● Quoted passage:
I think it's too much. all those features will have a price and I sure hope canon doesn't match that with the 5d3.
or else I cant afford it!


----------



## Bob Howland (Nov 20, 2011)

Something like that would make a great replacement for the 5D2. I especially like that the AF is the same one used in their professional model. Too bad Canon doesn't do that. Anyway, I suspect that landscape and studio photographers will love it. (Un)fortunately, I don't do enough of either kind of photography to warrant buying one, even if it was a Canon.


----------



## Bob Howland (Nov 20, 2011)

motorhead said:


> Sorry Canon, but I have no intention of being fobbed off with a 1Dx. I'd rather wait until you see the error of your ways.



Error?? The 1Dx is exactly what I want, except that I want a smaller body and a much lower price. For that, I'd be willing to give up 12FPS (6 will be enough) and a bit of bulletproof ruggedness.


----------



## handsomerob (Nov 20, 2011)

motorhead said:


> Sorry Canon, but I have no intention of being fobbed off with a 1Dx. I'd rather wait until you see the error of your ways.



funny comment, lol 
I don't see where Canon made an error?! 5DIII is very likely to be in the 28-36MP range too so that will be the answer to D800, soon... 1Dx and D800 are not really in the same league tbh.

I'm happy for Nikon guys btw, they were stuck at 12MP for quite some time on almost all models except the D3x. Now they will at least have a choice


----------



## x-vision (Nov 20, 2011)

Not sure where Nikon is going with that. 
36MP is spectacular on paper but seems impractical for event photogs (arguably the main target market of this camera).
The slow frame rate does not help either. 
OTOH, competition is good, so go Nikon 8).


----------



## NormanBates (Nov 20, 2011)

for me, 1Dx sensor with single digic 5 for 5fps with AF between 60D and 7D, clean video (no moire/aliasing) at 1080x24p25p30p and 720x50p60p on H.264 420 (and maybe mpeg2 422), for $2800 body only, sounds like a winner

I think more megapixels is better, but I don't actually need 36 of them just yet


----------



## EOS 5D Mark III (Nov 20, 2011)

NormanBates said:


> for me, 1Dx sensor with single digic 5 for 5fps with AF between 60D and 7D, clean video (no moire/aliasing) at 1080x24p25p30p and 720x50p60p on H.264 420 (and maybe mpeg2 422), for $2800 body only, sounds like a winner
> 
> I think more megapixels is better, but I don't actually need 36 of them just yet



Ditto.


----------



## Gothmoth (Nov 20, 2011)

motorhead said:


> With any luck this will make Canon think about a 1Ds replacement in the same megapixel range.

● What is asked:
1. Translate this sentence from the camera forum thread into Spanish: "I especially like that the AF is the same one used in their professional model."
2. In one to three sentences, explain why the poster handsomerob is happy for Nikon users, according to the camera forum thread.

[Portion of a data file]

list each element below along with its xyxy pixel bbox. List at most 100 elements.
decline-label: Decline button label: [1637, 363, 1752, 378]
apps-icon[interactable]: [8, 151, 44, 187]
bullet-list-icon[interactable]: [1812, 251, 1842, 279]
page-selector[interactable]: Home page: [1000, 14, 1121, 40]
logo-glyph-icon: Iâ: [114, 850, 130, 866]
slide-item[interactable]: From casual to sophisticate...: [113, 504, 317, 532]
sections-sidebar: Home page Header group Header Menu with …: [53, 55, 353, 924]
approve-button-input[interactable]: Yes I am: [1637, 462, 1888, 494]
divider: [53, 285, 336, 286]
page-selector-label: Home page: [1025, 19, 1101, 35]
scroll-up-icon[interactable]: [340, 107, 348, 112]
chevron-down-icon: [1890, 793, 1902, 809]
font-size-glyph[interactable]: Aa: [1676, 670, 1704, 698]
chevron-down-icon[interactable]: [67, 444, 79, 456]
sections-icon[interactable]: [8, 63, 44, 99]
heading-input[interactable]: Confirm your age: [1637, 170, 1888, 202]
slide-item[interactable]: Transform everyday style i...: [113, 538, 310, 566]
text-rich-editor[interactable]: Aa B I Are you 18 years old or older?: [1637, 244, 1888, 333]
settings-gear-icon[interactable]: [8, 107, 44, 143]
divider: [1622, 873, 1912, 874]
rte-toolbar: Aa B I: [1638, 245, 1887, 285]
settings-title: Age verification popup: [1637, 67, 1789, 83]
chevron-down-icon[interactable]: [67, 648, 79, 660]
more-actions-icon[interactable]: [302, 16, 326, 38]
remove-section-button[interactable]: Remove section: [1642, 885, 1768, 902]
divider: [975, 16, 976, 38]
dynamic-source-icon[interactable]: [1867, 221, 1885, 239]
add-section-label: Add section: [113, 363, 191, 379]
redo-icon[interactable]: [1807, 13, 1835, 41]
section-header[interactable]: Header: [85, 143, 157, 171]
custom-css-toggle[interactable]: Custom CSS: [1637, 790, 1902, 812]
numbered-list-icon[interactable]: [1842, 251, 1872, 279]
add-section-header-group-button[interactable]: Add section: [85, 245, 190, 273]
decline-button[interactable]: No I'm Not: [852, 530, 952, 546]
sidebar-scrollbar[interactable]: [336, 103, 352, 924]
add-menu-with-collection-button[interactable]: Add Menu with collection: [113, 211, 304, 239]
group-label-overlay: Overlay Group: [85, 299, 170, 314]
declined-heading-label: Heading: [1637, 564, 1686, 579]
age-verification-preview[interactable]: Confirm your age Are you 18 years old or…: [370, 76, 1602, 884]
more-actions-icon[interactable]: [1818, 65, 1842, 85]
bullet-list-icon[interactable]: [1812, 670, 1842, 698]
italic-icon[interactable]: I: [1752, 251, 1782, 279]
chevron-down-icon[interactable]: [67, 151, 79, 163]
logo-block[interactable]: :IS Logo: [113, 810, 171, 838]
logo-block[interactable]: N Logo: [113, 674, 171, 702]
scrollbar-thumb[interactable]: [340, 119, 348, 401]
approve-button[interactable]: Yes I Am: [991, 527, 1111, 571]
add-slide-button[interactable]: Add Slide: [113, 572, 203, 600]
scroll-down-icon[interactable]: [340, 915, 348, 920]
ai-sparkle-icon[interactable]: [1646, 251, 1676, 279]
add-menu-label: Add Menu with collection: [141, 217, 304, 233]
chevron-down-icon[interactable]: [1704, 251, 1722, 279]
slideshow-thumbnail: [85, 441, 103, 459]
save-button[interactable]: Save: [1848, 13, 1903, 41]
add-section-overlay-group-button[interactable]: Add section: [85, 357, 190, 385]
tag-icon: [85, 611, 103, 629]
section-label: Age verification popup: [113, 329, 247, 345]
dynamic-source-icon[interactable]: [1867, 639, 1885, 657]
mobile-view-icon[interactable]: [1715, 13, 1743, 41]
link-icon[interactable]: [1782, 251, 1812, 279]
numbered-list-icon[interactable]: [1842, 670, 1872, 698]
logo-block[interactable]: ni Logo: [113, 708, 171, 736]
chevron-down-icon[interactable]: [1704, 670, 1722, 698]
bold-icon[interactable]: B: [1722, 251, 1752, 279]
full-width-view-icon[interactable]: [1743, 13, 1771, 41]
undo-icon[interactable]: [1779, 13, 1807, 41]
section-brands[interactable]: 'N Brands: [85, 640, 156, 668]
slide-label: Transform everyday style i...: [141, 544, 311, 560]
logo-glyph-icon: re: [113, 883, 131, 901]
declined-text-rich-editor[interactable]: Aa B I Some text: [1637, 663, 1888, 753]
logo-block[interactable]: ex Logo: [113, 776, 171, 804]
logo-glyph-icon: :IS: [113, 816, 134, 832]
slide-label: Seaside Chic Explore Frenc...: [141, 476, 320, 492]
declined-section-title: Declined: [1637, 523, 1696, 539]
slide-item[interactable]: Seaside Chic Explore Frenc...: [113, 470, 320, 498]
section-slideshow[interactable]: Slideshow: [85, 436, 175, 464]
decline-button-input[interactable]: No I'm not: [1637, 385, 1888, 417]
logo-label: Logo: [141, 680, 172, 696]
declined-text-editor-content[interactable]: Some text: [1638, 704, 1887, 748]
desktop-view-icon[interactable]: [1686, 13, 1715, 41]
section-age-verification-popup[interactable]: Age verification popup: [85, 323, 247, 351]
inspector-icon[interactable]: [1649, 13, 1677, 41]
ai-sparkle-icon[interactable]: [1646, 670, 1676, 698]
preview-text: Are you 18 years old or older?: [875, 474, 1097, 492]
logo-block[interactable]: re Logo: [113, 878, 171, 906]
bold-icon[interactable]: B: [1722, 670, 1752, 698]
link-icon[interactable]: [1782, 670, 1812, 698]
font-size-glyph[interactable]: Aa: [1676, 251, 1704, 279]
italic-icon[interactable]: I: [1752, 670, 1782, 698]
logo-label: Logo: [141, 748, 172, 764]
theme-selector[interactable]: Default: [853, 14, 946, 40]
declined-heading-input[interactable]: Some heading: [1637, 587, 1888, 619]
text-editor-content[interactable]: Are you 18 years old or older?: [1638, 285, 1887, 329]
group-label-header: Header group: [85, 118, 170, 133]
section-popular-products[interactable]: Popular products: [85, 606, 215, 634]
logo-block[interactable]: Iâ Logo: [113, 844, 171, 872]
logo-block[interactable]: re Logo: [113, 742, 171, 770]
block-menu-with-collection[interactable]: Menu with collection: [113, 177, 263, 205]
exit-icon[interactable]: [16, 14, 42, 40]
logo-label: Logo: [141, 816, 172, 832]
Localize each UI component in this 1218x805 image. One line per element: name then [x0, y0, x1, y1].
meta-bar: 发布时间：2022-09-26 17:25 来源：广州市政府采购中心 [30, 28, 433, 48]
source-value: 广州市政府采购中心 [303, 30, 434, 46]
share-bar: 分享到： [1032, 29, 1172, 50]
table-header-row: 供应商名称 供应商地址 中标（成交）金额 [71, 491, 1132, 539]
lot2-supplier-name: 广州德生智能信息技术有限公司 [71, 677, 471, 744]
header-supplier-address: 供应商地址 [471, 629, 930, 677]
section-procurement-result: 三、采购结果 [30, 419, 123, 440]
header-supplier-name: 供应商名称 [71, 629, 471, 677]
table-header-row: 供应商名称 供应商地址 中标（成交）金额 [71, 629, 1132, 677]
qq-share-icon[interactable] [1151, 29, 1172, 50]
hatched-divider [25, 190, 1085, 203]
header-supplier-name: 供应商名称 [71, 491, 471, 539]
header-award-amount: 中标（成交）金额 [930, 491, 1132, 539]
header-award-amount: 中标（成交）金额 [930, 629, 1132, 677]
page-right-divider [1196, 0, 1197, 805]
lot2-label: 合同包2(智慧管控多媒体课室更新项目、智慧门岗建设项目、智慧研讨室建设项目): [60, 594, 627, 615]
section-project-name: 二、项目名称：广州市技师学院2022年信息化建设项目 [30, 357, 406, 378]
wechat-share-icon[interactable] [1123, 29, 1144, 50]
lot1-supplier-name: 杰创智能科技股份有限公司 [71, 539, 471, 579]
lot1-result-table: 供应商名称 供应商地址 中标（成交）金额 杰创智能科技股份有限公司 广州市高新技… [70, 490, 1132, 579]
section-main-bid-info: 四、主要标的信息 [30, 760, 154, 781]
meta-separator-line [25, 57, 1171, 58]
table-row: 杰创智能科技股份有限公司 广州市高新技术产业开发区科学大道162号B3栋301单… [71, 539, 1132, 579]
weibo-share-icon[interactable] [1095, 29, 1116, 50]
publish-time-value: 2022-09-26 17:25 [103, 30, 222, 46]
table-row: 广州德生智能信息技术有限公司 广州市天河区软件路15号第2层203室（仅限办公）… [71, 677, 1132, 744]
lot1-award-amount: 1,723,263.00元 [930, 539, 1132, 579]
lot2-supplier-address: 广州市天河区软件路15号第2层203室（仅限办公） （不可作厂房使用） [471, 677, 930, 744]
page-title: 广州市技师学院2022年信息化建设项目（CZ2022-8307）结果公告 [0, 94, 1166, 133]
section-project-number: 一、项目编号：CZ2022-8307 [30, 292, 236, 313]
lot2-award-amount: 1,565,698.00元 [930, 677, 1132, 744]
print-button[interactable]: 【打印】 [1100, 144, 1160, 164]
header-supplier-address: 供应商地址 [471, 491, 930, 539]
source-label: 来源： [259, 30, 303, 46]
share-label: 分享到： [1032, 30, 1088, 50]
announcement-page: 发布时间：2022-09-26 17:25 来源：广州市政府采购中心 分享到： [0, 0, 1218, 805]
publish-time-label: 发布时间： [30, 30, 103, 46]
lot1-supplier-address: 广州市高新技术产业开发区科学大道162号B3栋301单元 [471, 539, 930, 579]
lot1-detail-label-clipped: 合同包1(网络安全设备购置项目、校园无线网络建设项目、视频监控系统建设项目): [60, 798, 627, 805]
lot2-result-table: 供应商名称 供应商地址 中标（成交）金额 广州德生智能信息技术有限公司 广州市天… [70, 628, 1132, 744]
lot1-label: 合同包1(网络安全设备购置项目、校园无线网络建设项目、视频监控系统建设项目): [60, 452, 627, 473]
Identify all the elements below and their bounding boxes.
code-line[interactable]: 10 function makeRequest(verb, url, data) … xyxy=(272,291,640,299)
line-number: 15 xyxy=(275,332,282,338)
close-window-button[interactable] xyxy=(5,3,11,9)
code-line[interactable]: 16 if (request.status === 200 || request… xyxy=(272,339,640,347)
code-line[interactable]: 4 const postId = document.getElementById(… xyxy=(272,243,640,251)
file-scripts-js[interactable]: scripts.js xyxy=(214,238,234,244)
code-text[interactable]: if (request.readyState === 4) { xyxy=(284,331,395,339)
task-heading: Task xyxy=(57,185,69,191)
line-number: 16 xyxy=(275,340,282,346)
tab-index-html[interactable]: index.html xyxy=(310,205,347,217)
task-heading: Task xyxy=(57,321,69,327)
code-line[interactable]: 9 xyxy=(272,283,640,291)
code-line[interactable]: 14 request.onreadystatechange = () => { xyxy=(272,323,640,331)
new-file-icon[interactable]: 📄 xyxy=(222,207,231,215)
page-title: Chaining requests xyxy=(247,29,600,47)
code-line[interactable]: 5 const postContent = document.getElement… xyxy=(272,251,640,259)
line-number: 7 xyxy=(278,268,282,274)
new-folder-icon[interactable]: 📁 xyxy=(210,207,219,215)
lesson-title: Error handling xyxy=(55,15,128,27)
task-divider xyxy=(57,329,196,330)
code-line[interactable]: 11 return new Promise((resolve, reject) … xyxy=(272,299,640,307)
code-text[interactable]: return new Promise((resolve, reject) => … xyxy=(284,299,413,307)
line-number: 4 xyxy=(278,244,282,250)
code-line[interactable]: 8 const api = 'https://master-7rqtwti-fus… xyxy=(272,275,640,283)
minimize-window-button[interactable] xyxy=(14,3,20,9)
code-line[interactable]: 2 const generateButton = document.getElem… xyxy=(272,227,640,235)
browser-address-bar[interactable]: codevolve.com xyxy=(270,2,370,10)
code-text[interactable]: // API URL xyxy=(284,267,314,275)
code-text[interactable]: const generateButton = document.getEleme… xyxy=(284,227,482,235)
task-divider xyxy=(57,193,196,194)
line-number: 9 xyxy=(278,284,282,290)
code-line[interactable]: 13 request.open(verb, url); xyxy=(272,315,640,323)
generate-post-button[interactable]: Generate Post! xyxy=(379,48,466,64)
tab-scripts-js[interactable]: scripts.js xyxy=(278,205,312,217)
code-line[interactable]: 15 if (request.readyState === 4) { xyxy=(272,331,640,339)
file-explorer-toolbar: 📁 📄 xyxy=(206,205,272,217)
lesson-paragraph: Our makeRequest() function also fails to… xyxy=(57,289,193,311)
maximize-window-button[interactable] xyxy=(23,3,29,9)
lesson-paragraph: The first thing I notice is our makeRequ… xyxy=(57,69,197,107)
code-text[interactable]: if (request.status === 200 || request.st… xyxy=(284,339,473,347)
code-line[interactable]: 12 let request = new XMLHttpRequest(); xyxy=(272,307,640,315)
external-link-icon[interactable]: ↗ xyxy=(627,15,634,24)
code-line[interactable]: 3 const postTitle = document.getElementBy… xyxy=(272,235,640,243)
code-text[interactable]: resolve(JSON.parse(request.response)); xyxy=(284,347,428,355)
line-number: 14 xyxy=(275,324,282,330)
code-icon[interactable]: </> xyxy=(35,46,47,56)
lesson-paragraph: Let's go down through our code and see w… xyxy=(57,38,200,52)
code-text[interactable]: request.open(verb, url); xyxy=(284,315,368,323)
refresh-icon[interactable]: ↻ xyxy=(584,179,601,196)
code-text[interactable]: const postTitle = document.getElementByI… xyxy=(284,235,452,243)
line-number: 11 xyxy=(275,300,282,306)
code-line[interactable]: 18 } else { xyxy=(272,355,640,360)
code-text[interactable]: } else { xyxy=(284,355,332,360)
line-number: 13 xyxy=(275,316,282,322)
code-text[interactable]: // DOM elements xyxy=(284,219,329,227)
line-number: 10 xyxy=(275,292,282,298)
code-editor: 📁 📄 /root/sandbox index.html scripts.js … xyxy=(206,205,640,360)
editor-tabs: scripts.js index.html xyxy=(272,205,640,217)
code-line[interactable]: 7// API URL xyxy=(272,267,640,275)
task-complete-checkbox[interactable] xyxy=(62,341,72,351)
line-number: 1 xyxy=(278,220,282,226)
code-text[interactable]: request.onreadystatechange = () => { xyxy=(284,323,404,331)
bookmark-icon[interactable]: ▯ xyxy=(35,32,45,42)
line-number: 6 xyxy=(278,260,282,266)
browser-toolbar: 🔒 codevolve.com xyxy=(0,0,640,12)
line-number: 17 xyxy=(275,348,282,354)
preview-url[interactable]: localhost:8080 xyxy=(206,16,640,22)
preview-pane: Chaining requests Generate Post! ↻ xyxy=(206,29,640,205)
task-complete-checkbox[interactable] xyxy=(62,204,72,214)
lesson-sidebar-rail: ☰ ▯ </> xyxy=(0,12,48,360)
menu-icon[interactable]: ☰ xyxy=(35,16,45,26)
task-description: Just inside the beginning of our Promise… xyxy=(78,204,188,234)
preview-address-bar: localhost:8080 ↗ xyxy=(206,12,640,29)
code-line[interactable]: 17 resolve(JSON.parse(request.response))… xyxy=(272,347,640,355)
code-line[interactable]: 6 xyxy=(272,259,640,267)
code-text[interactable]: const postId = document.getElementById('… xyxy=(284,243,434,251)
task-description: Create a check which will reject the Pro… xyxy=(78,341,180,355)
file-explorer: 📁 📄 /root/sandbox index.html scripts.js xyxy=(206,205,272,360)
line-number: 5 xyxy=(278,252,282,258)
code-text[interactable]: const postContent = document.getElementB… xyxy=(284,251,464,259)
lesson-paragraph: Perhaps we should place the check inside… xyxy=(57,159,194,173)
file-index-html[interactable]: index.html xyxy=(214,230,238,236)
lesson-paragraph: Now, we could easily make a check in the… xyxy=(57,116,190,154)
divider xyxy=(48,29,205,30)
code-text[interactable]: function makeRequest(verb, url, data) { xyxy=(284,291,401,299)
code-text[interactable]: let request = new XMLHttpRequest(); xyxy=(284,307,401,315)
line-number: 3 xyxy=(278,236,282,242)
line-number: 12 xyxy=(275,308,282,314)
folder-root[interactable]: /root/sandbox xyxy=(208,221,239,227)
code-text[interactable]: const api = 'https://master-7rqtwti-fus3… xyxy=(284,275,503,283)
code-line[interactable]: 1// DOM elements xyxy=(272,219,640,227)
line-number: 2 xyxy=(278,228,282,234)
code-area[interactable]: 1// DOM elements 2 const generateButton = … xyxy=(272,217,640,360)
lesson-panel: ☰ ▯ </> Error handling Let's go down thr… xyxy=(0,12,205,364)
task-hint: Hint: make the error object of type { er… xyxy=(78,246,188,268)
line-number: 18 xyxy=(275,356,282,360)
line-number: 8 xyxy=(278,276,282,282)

● Answers per task:
1. Me gusta especialmente que el AF sea el mismo que se usa en su modelo profesional.

2. Nikon users had been stuck at 12MP for quite some time on almost all models except the D3x. Now they will at least have a choice.